##### Dataset entries #####

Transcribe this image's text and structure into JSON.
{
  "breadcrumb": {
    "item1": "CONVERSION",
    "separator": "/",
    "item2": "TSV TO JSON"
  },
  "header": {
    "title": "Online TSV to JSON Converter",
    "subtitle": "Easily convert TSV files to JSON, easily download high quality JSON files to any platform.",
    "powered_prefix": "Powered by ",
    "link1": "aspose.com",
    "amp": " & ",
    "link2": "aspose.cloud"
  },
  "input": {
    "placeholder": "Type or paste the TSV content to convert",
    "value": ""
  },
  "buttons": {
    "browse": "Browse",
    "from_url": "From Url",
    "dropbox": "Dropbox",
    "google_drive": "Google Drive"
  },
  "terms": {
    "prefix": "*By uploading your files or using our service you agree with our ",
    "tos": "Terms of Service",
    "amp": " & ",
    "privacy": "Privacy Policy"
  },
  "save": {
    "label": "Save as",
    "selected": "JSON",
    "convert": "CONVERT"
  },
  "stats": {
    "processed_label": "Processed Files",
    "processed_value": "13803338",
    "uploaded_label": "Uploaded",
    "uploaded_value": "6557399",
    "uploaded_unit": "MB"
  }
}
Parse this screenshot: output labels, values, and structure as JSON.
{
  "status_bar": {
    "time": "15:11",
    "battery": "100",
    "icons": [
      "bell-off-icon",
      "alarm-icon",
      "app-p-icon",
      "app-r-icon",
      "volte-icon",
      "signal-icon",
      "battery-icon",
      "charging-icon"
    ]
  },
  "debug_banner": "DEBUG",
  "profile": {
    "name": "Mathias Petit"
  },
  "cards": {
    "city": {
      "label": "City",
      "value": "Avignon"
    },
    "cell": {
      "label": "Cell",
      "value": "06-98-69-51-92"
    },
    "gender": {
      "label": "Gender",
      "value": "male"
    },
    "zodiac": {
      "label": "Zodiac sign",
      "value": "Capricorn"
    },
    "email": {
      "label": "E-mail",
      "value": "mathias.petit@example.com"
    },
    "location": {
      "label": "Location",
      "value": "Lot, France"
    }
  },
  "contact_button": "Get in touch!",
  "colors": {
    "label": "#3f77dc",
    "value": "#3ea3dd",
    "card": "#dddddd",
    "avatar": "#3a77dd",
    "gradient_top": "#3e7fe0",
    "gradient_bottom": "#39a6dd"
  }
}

#####

Task requirements — Output each record precisely as given.

Final answer —
Transcribe this image's text and structure into JSON.
{
  "breadcrumb": {
    "item1": "CONVERSION",
    "separator": "/",
    "item2": "TSV TO JSON"
  },
  "header": {
    "title": "Online TSV to JSON Converter",
    "subtitle": "Easily convert TSV files to JSON, easily download high quality JSON files to any platform.",
    "powered_prefix": "Powered by ",
    "link1": "aspose.com",
    "amp": " & ",
    "link2": "aspose.cloud"
  },
  "input": {
    "placeholder": "Type or paste the TSV content to convert",
    "value": ""
  },
  "buttons": {
    "browse": "Browse",
    "from_url": "From Url",
    "dropbox": "Dropbox",
    "google_drive": "Google Drive"
  },
  "terms": {
    "prefix": "*By uploading your files or using our service you agree with our ",
    "tos": "Terms of Service",
    "amp": " & ",
    "privacy": "Privacy Policy"
  },
  "save": {
    "label": "Save as",
    "selected": "JSON",
    "convert": "CONVERT"
  },
  "stats": {
    "processed_label": "Processed Files",
    "processed_value": "13803338",
    "uploaded_label": "Uploaded",
    "uploaded_value": "6557399",
    "uploaded_unit": "MB"
  }
}
Parse this screenshot: output labels, values, and structure as JSON.
{
  "status_bar": {
    "time": "15:11",
    "battery": "100",
    "icons": [
      "bell-off-icon",
      "alarm-icon",
      "app-p-icon",
      "app-r-icon",
      "volte-icon",
      "signal-icon",
      "battery-icon",
      "charging-icon"
    ]
  },
  "debug_banner": "DEBUG",
  "profile": {
    "name": "Mathias Petit"
  },
  "cards": {
    "city": {
      "label": "City",
      "value": "Avignon"
    },
    "cell": {
      "label": "Cell",
      "value": "06-98-69-51-92"
    },
    "gender": {
      "label": "Gender",
      "value": "male"
    },
    "zodiac": {
      "label": "Zodiac sign",
      "value": "Capricorn"
    },
    "email": {
      "label": "E-mail",
      "value": "mathias.petit@example.com"
    },
    "location": {
      "label": "Location",
      "value": "Lot, France"
    }
  },
  "contact_button": "Get in touch!",
  "colors": {
    "label": "#3f77dc",
    "value": "#3ea3dd",
    "card": "#dddddd",
    "avatar": "#3a77dd",
    "gradient_top": "#3e7fe0",
    "gradient_bottom": "#39a6dd"
  }
}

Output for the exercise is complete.